● **DATA SHOWN**:

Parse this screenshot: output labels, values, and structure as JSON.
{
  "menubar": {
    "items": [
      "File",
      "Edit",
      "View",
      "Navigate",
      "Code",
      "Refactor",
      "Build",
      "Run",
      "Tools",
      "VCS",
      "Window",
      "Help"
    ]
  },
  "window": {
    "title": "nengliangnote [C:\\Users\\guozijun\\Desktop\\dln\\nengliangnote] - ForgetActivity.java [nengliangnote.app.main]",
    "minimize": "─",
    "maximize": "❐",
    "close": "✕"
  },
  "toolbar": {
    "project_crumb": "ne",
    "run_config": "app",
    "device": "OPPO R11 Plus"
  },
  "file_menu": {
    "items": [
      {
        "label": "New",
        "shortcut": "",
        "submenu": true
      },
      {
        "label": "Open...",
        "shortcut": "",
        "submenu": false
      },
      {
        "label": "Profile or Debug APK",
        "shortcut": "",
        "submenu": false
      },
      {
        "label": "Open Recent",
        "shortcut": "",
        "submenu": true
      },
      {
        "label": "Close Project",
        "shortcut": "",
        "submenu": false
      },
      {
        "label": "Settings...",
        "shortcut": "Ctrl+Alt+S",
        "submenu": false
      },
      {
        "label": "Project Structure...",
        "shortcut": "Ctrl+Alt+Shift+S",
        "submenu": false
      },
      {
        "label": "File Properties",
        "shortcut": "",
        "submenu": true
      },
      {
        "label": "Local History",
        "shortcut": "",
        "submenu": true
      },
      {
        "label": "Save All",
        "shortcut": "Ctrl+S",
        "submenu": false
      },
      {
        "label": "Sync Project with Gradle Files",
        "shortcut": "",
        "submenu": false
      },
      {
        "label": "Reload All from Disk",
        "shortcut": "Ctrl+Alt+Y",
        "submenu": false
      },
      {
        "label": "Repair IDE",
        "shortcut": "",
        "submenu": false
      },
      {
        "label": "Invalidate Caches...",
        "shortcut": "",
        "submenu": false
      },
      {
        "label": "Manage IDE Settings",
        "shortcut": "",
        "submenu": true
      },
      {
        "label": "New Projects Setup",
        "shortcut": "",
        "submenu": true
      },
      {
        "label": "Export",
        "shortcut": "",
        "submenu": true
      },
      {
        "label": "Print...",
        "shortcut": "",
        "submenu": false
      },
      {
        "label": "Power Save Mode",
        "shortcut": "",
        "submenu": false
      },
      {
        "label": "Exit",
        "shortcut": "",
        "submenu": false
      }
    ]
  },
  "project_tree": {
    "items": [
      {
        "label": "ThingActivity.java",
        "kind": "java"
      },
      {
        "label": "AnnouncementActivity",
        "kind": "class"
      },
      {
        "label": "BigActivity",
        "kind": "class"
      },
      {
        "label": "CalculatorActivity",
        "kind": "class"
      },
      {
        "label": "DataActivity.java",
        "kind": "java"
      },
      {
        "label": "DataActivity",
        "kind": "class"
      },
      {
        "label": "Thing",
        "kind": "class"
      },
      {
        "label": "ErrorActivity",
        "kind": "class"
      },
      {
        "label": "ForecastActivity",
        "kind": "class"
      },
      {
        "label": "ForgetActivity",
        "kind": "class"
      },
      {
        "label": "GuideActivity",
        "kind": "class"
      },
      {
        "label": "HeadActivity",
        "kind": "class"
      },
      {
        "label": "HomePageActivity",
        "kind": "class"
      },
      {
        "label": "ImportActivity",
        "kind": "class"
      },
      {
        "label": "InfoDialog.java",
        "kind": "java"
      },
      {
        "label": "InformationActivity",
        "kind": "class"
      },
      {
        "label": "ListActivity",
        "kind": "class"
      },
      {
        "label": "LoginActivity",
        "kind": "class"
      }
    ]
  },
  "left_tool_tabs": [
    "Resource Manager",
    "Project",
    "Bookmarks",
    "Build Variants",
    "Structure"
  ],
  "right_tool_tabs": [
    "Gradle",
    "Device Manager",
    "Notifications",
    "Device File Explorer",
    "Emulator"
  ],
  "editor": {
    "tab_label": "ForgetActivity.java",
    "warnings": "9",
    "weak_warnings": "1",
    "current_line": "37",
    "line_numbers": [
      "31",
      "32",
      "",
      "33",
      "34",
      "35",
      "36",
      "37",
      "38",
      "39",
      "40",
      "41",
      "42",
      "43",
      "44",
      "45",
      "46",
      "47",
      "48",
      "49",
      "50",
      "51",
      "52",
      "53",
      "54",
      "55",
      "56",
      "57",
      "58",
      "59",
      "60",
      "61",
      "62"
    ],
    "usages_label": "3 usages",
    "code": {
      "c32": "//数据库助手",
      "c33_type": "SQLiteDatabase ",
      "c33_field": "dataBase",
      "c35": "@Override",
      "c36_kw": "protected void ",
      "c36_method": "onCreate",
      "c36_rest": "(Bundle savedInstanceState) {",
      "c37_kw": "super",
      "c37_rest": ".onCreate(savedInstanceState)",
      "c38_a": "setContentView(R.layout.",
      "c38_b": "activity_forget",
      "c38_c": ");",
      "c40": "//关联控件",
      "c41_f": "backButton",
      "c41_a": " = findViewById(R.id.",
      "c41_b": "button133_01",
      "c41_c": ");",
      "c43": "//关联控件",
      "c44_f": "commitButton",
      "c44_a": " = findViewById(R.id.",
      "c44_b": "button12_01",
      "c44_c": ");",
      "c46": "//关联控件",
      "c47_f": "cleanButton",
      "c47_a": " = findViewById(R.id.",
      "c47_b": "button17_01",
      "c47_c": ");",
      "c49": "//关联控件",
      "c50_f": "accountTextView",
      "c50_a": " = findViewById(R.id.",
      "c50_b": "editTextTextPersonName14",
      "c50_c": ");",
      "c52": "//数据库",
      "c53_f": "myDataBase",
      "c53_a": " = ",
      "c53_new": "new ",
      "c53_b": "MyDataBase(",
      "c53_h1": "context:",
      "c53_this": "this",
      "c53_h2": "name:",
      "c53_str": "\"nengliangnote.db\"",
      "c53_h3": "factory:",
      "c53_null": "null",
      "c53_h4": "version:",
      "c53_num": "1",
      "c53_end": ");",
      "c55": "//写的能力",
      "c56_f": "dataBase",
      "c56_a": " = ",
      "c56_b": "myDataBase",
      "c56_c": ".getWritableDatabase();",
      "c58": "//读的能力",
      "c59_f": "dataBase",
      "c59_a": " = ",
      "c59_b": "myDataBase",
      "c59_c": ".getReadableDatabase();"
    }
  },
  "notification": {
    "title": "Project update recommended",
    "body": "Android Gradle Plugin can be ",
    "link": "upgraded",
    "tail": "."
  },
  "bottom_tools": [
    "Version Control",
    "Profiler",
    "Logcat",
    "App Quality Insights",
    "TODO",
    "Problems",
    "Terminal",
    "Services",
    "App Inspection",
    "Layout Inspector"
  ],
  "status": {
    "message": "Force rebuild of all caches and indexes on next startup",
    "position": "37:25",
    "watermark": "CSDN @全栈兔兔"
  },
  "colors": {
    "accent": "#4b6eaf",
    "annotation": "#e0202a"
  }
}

● **TASK DETAILS**: The records above must be output exactly, in full.

● **EXERCISE OUTPUT**:
Parse this screenshot: output labels, values, and structure as JSON.
{
  "menubar": {
    "items": [
      "File",
      "Edit",
      "View",
      "Navigate",
      "Code",
      "Refactor",
      "Build",
      "Run",
      "Tools",
      "VCS",
      "Window",
      "Help"
    ]
  },
  "window": {
    "title": "nengliangnote [C:\\Users\\guozijun\\Desktop\\dln\\nengliangnote] - ForgetActivity.java [nengliangnote.app.main]",
    "minimize": "─",
    "maximize": "❐",
    "close": "✕"
  },
  "toolbar": {
    "project_crumb": "ne",
    "run_config": "app",
    "device": "OPPO R11 Plus"
  },
  "file_menu": {
    "items": [
      {
        "label": "New",
        "shortcut": "",
        "submenu": true
      },
      {
        "label": "Open...",
        "shortcut": "",
        "submenu": false
      },
      {
        "label": "Profile or Debug APK",
        "shortcut": "",
        "submenu": false
      },
      {
        "label": "Open Recent",
        "shortcut": "",
        "submenu": true
      },
      {
        "label": "Close Project",
        "shortcut": "",
        "submenu": false
      },
      {
        "label": "Settings...",
        "shortcut": "Ctrl+Alt+S",
        "submenu": false
      },
      {
        "label": "Project Structure...",
        "shortcut": "Ctrl+Alt+Shift+S",
        "submenu": false
      },
      {
        "label": "File Properties",
        "shortcut": "",
        "submenu": true
      },
      {
        "label": "Local History",
        "shortcut": "",
        "submenu": true
      },
      {
        "label": "Save All",
        "shortcut": "Ctrl+S",
        "submenu": false
      },
      {
        "label": "Sync Project with Gradle Files",
        "shortcut": "",
        "submenu": false
      },
      {
        "label": "Reload All from Disk",
        "shortcut": "Ctrl+Alt+Y",
        "submenu": false
      },
      {
        "label": "Repair IDE",
        "shortcut": "",
        "submenu": false
      },
      {
        "label": "Invalidate Caches...",
        "shortcut": "",
        "submenu": false
      },
      {
        "label": "Manage IDE Settings",
        "shortcut": "",
        "submenu": true
      },
      {
        "label": "New Projects Setup",
        "shortcut": "",
        "submenu": true
      },
      {
        "label": "Export",
        "shortcut": "",
        "submenu": true
      },
      {
        "label": "Print...",
        "shortcut": "",
        "submenu": false
      },
      {
        "label": "Power Save Mode",
        "shortcut": "",
        "submenu": false
      },
      {
        "label": "Exit",
        "shortcut": "",
        "submenu": false
      }
    ]
  },
  "project_tree": {
    "items": [
      {
        "label": "ThingActivity.java",
        "kind": "java"
      },
      {
        "label": "AnnouncementActivity",
        "kind": "class"
      },
      {
        "label": "BigActivity",
        "kind": "class"
      },
      {
        "label": "CalculatorActivity",
        "kind": "class"
      },
      {
        "label": "DataActivity.java",
        "kind": "java"
      },
      {
        "label": "DataActivity",
        "kind": "class"
      },
      {
        "label": "Thing",
        "kind": "class"
      },
      {
        "label": "ErrorActivity",
        "kind": "class"
      },
      {
        "label": "ForecastActivity",
        "kind": "class"
      },
      {
        "label": "ForgetActivity",
        "kind": "class"
      },
      {
        "label": "GuideActivity",
        "kind": "class"
      },
      {
        "label": "HeadActivity",
        "kind": "class"
      },
      {
        "label": "HomePageActivity",
        "kind": "class"
      },
      {
        "label": "ImportActivity",
        "kind": "class"
      },
      {
        "label": "InfoDialog.java",
        "kind": "java"
      },
      {
        "label": "InformationActivity",
        "kind": "class"
      },
      {
        "label": "ListActivity",
        "kind": "class"
      },
      {
        "label": "LoginActivity",
        "kind": "class"
      }
    ]
  },
  "left_tool_tabs": [
    "Resource Manager",
    "Project",
    "Bookmarks",
    "Build Variants",
    "Structure"
  ],
  "right_tool_tabs": [
    "Gradle",
    "Device Manager",
    "Notifications",
    "Device File Explorer",
    "Emulator"
  ],
  "editor": {
    "tab_label": "ForgetActivity.java",
    "warnings": "9",
    "weak_warnings": "1",
    "current_line": "37",
    "line_numbers": [
      "31",
      "32",
      "",
      "33",
      "34",
      "35",
      "36",
      "37",
      "38",
      "39",
      "40",
      "41",
      "42",
      "43",
      "44",
      "45",
      "46",
      "47",
      "48",
      "49",
      "50",
      "51",
      "52",
      "53",
      "54",
      "55",
      "56",
      "57",
      "58",
      "59",
      "60",
      "61",
      "62"
    ],
    "usages_label": "3 usages",
    "code": {
      "c32": "//数据库助手",
      "c33_type": "SQLiteDatabase ",
      "c33_field": "dataBase",
      "c35": "@Override",
      "c36_kw": "protected void ",
      "c36_method": "onCreate",
      "c36_rest": "(Bundle savedInstanceState) {",
      "c37_kw": "super",
      "c37_rest": ".onCreate(savedInstanceState)",
      "c38_a": "setContentView(R.layout.",
      "c38_b": "activity_forget",
      "c38_c": ");",
      "c40": "//关联控件",
      "c41_f": "backButton",
      "c41_a": " = findViewById(R.id.",
      "c41_b": "button133_01",
      "c41_c": ");",
      "c43": "//关联控件",
      "c44_f": "commitButton",
      "c44_a": " = findViewById(R.id.",
      "c44_b": "button12_01",
      "c44_c": ");",
      "c46": "//关联控件",
      "c47_f": "cleanButton",
      "c47_a": " = findViewById(R.id.",
      "c47_b": "button17_01",
      "c47_c": ");",
      "c49": "//关联控件",
      "c50_f": "accountTextView",
      "c50_a": " = findViewById(R.id.",
      "c50_b": "editTextTextPersonName14",
      "c50_c": ");",
      "c52": "//数据库",
      "c53_f": "myDataBase",
      "c53_a": " = ",
      "c53_new": "new ",
      "c53_b": "MyDataBase(",
      "c53_h1": "context:",
      "c53_this": "this",
      "c53_h2": "name:",
      "c53_str": "\"nengliangnote.db\"",
      "c53_h3": "factory:",
      "c53_null": "null",
      "c53_h4": "version:",
      "c53_num": "1",
      "c53_end": ");",
      "c55": "//写的能力",
      "c56_f": "dataBase",
      "c56_a": " = ",
      "c56_b": "myDataBase",
      "c56_c": ".getWritableDatabase();",
      "c58": "//读的能力",
      "c59_f": "dataBase",
      "c59_a": " = ",
      "c59_b": "myDataBase",
      "c59_c": ".getReadableDatabase();"
    }
  },
  "notification": {
    "title": "Project update recommended",
    "body": "Android Gradle Plugin can be ",
    "link": "upgraded",
    "tail": "."
  },
  "bottom_tools": [
    "Version Control",
    "Profiler",
    "Logcat",
    "App Quality Insights",
    "TODO",
    "Problems",
    "Terminal",
    "Services",
    "App Inspection",
    "Layout Inspector"
  ],
  "status": {
    "message": "Force rebuild of all caches and indexes on next startup",
    "position": "37:25",
    "watermark": "CSDN @全栈兔兔"
  },
  "colors": {
    "accent": "#4b6eaf",
    "annotation": "#e0202a"
  }
}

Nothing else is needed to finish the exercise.